Data tied to figure images
┏━━

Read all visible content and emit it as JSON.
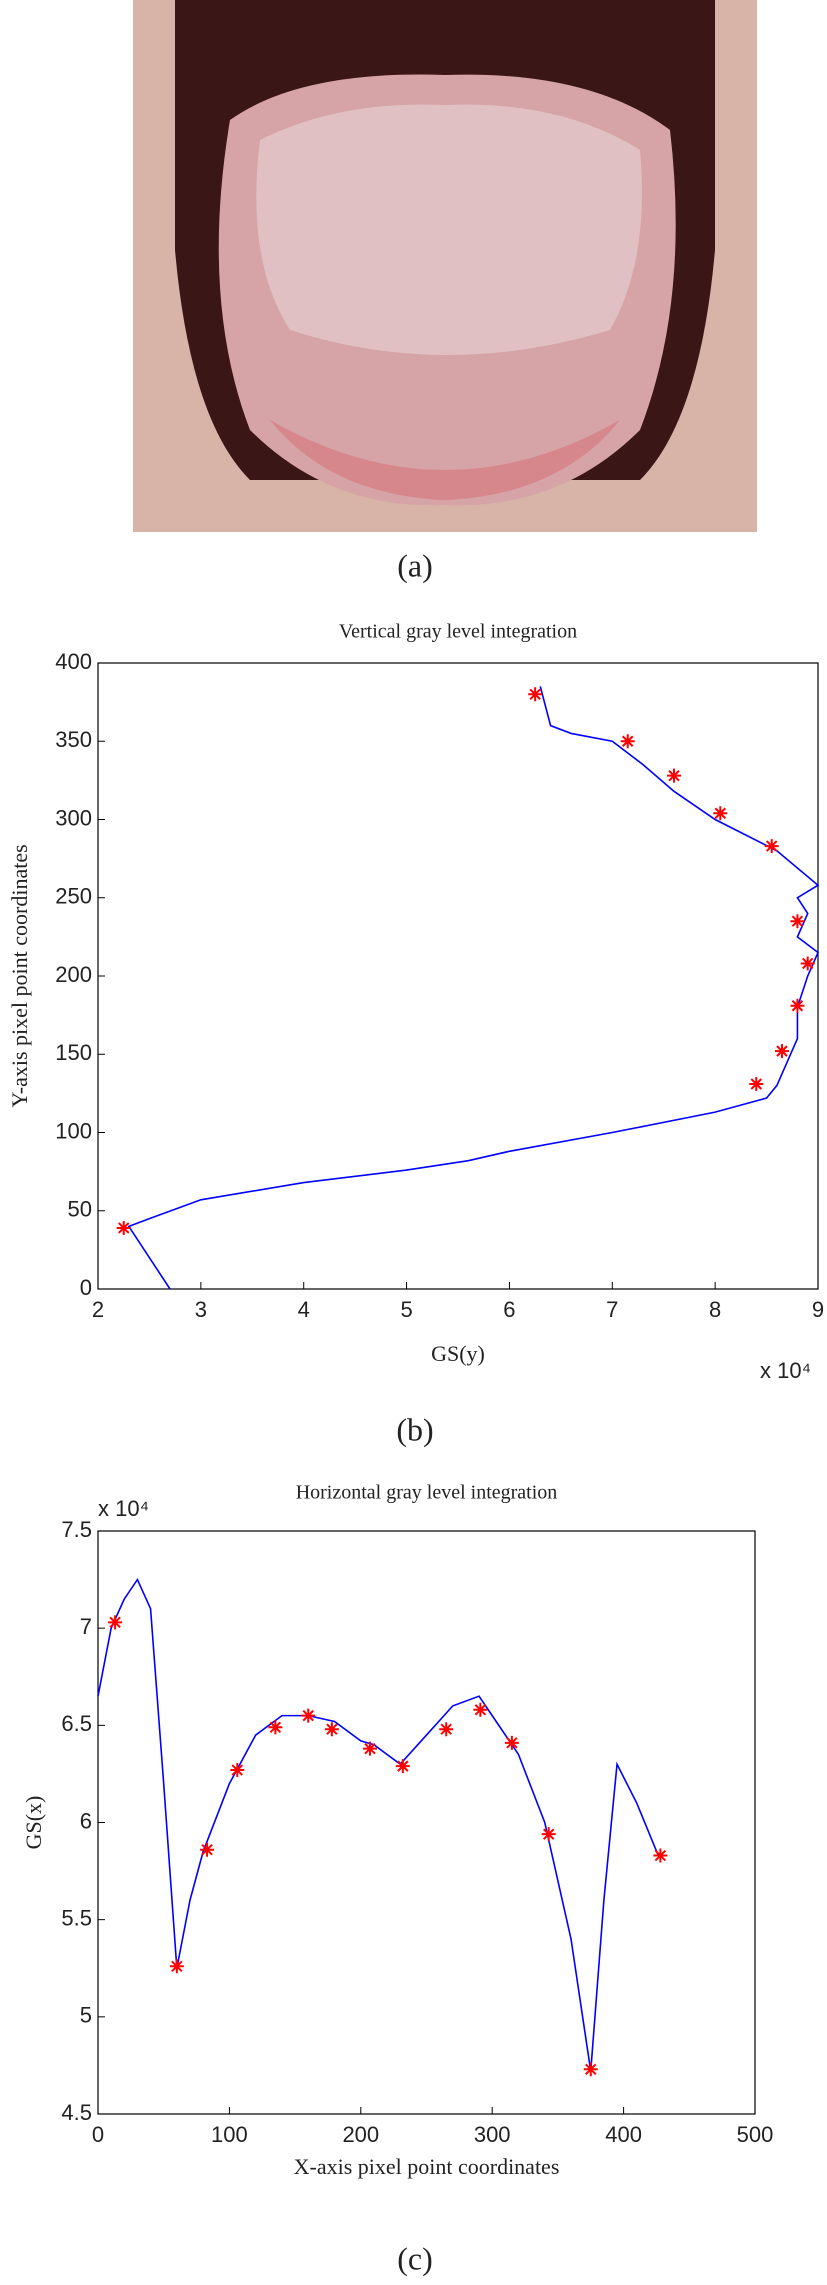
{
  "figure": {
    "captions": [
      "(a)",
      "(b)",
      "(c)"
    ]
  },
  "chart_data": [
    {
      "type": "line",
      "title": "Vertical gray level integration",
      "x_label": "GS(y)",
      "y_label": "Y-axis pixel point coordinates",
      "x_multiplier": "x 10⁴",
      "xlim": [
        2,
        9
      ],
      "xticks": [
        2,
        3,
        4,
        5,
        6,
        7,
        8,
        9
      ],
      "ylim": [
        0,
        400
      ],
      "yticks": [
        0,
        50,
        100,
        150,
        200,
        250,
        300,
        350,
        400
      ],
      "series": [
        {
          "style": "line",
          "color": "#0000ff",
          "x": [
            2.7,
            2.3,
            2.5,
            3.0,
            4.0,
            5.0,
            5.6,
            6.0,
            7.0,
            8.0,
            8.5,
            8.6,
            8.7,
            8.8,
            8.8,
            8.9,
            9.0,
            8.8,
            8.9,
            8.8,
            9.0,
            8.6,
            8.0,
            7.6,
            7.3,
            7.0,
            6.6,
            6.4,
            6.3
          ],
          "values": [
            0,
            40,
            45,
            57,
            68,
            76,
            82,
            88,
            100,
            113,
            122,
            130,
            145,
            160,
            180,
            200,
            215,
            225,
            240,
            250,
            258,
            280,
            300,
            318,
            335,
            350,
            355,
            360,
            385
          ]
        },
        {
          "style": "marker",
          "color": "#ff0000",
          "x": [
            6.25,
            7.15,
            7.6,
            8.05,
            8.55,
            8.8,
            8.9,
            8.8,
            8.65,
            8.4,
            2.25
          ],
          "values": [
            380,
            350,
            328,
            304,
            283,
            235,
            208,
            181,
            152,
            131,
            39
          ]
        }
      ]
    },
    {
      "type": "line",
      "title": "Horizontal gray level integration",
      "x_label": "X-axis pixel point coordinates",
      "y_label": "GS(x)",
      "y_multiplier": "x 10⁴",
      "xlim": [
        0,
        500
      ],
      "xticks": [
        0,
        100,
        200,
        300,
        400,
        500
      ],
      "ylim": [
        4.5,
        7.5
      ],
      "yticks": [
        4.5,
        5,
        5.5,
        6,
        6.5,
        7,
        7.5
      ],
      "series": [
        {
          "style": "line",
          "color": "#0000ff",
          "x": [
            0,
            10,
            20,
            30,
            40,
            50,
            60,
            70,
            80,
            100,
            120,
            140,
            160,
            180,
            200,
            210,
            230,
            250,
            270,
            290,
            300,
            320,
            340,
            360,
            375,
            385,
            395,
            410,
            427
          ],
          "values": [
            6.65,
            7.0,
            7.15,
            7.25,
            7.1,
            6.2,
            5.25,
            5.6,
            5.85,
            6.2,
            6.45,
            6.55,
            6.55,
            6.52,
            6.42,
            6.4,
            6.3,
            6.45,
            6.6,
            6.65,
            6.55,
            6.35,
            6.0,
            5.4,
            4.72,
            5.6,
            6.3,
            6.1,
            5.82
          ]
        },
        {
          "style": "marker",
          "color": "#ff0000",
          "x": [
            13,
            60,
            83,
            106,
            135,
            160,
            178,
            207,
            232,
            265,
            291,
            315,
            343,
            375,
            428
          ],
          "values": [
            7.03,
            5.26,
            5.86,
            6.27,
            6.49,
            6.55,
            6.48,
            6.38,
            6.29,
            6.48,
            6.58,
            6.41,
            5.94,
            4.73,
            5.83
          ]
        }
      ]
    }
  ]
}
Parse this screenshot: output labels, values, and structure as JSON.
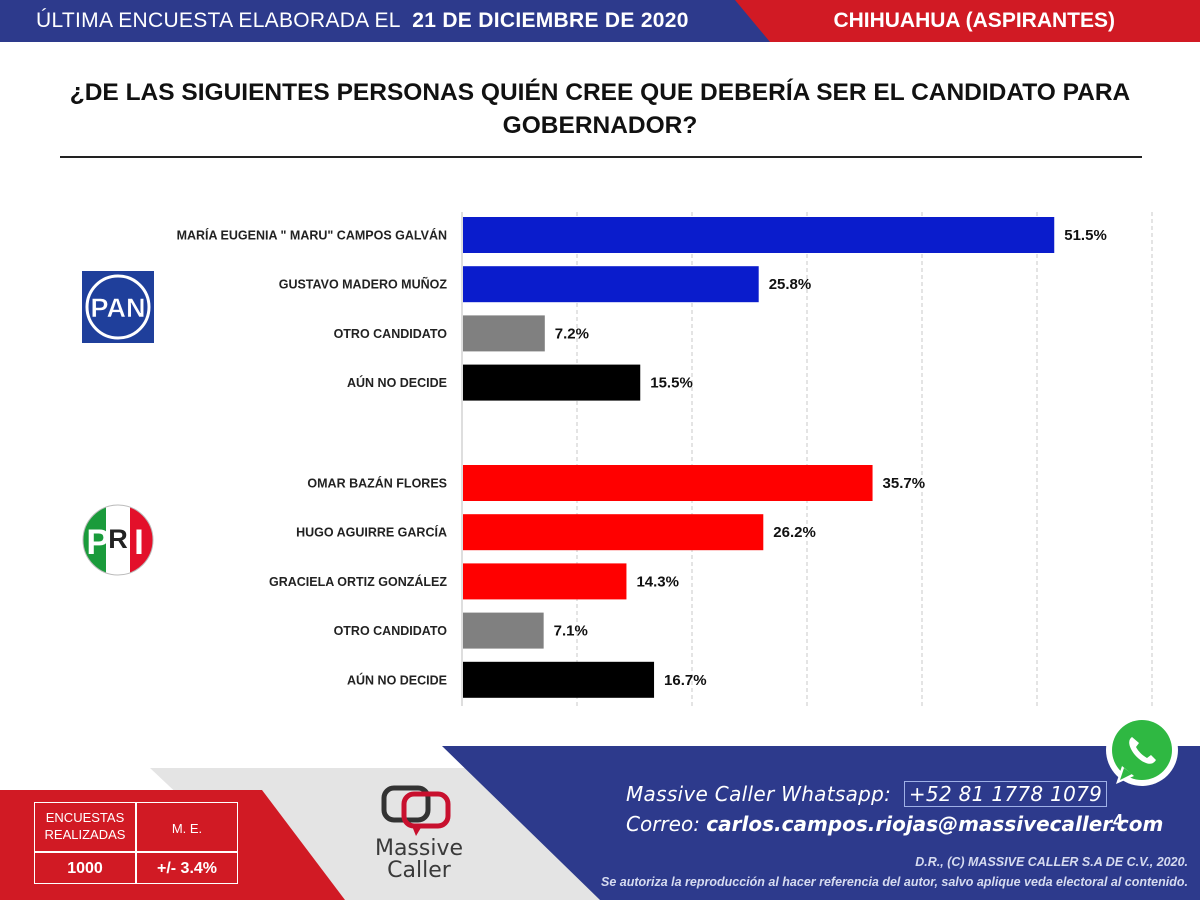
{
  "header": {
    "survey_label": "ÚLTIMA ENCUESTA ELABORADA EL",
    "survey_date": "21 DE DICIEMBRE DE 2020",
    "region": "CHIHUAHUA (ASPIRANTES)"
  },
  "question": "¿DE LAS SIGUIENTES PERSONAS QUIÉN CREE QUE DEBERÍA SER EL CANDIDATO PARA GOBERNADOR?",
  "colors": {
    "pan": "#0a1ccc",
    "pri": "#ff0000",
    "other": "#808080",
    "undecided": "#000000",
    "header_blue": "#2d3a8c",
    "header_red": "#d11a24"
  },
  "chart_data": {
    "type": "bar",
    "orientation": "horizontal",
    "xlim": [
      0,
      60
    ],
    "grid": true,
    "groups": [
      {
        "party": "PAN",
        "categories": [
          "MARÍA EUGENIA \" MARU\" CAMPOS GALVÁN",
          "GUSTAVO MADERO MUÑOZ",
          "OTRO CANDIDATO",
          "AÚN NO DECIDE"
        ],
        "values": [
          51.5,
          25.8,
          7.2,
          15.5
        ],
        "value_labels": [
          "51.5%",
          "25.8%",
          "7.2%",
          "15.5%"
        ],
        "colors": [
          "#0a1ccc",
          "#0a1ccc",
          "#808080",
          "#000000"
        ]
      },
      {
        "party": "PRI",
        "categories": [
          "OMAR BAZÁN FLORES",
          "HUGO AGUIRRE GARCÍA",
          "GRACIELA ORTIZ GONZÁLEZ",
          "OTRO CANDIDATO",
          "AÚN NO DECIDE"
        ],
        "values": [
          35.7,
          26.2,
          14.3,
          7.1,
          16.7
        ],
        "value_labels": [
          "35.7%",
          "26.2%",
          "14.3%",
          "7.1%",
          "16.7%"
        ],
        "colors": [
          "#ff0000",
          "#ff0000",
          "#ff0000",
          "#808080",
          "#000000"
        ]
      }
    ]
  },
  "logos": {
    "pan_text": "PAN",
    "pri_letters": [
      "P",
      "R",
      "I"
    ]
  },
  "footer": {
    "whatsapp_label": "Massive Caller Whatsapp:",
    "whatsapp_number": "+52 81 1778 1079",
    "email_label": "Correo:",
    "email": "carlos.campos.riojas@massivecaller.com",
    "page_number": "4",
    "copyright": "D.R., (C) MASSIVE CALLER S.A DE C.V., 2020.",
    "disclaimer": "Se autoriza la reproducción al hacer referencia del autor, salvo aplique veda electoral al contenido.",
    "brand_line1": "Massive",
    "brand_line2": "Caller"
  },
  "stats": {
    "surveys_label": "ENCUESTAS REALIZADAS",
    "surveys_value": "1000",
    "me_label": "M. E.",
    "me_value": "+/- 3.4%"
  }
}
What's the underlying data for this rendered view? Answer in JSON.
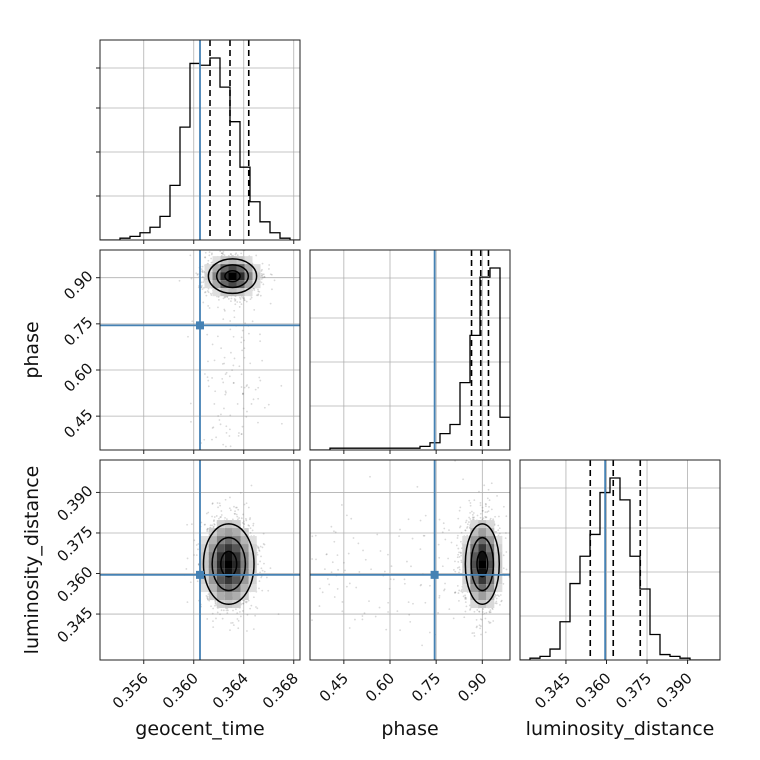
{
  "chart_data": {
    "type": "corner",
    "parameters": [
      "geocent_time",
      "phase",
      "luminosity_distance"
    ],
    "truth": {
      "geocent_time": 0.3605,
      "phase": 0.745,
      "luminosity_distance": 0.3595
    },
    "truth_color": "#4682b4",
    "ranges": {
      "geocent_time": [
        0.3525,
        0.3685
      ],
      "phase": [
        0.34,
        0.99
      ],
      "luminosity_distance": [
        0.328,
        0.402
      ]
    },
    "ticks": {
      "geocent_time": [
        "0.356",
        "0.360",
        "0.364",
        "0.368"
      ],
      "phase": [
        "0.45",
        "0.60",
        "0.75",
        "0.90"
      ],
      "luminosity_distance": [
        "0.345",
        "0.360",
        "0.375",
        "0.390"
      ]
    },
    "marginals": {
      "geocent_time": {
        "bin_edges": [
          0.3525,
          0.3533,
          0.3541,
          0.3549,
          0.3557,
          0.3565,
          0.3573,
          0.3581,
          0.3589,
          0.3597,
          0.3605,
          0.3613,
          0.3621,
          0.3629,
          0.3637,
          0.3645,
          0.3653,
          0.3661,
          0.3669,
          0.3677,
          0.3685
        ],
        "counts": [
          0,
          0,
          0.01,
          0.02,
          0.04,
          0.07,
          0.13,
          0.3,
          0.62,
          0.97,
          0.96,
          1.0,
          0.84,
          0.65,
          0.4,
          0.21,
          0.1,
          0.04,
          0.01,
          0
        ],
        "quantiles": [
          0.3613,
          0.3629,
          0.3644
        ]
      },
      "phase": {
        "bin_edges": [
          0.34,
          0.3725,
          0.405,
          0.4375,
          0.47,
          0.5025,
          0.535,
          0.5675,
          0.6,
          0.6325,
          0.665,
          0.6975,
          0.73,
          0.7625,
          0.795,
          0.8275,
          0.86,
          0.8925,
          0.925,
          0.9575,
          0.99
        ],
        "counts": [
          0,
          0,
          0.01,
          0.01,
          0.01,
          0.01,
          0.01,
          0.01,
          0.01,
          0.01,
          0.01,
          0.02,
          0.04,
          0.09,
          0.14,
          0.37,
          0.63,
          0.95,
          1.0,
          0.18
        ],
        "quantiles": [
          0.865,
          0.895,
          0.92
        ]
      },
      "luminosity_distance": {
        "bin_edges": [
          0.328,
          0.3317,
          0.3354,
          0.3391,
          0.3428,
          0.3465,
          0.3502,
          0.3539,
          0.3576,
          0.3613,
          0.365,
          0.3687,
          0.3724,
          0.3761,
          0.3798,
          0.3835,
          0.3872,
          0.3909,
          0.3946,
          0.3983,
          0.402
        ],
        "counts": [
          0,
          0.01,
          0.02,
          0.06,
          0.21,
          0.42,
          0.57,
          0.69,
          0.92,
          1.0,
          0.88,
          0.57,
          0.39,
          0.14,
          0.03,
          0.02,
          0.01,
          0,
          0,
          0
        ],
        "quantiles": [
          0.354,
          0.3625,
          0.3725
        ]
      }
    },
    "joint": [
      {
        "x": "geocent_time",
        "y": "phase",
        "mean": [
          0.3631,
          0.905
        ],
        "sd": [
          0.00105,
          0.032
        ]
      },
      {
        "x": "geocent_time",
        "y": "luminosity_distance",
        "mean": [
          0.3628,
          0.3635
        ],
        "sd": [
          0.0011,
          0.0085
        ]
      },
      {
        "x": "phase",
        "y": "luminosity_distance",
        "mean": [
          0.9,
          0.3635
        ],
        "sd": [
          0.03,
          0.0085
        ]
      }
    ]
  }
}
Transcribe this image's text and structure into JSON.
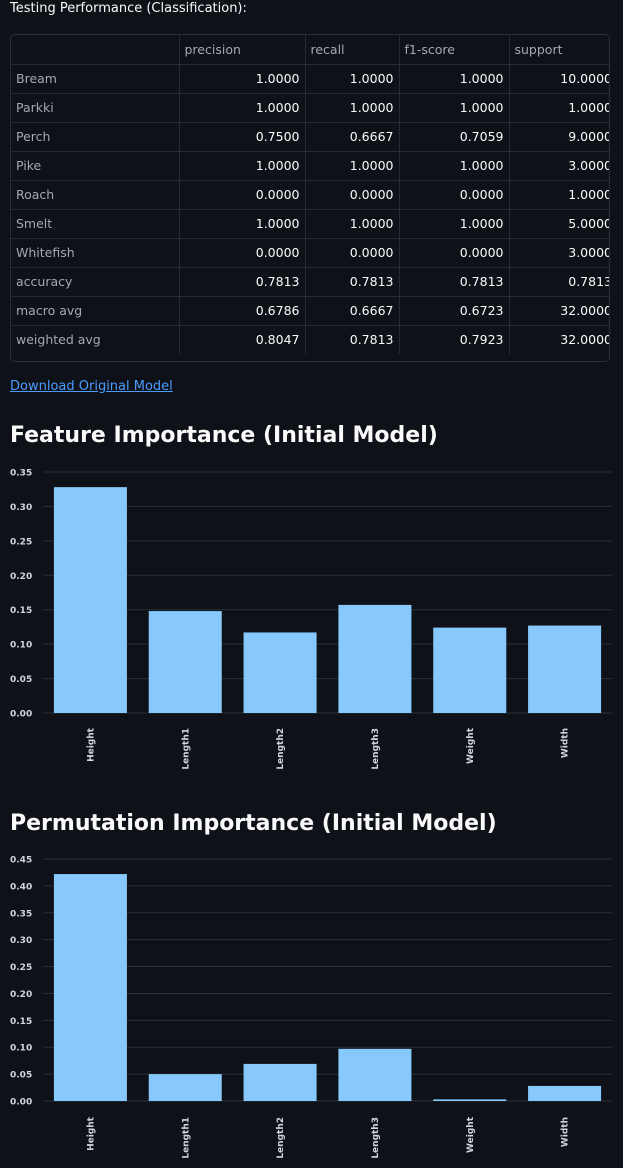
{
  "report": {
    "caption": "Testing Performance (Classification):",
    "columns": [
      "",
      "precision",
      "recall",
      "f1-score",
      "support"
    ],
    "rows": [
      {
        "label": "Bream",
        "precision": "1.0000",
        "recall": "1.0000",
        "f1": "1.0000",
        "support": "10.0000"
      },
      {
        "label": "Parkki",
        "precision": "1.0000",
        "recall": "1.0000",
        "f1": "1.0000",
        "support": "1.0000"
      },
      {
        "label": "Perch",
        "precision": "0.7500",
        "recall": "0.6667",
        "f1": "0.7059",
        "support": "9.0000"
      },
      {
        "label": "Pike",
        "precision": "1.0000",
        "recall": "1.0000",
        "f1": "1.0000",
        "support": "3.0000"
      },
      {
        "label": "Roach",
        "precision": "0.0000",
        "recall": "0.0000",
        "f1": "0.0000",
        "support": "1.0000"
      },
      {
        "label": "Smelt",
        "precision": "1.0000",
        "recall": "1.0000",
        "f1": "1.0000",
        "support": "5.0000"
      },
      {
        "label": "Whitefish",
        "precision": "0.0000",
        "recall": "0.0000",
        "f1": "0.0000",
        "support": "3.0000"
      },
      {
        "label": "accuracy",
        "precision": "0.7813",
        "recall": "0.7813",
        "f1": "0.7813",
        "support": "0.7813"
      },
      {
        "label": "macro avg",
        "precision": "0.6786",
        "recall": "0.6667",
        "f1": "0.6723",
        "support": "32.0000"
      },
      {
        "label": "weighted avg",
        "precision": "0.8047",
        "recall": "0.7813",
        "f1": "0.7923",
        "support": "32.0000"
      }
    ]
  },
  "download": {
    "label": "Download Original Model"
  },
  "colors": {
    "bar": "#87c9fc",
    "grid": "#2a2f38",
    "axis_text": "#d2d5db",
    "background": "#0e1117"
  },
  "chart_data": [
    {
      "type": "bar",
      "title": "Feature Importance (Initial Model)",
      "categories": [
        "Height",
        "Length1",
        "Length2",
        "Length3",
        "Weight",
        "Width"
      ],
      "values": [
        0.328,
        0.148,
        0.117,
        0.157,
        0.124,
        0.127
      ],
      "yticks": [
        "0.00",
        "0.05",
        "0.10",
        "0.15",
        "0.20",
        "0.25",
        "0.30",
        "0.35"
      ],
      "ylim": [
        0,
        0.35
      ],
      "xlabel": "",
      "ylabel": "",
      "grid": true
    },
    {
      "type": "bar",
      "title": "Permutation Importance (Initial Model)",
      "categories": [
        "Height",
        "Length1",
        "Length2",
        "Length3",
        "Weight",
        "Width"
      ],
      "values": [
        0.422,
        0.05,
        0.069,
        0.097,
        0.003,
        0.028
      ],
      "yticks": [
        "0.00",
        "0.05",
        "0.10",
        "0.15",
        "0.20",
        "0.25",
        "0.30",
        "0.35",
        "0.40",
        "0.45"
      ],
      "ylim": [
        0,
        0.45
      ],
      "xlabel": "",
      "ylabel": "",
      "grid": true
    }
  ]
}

┗━━

▶ [Request] State the number of lines above that hold the string "grid", with nothing added.

▶ [Exercise output] 4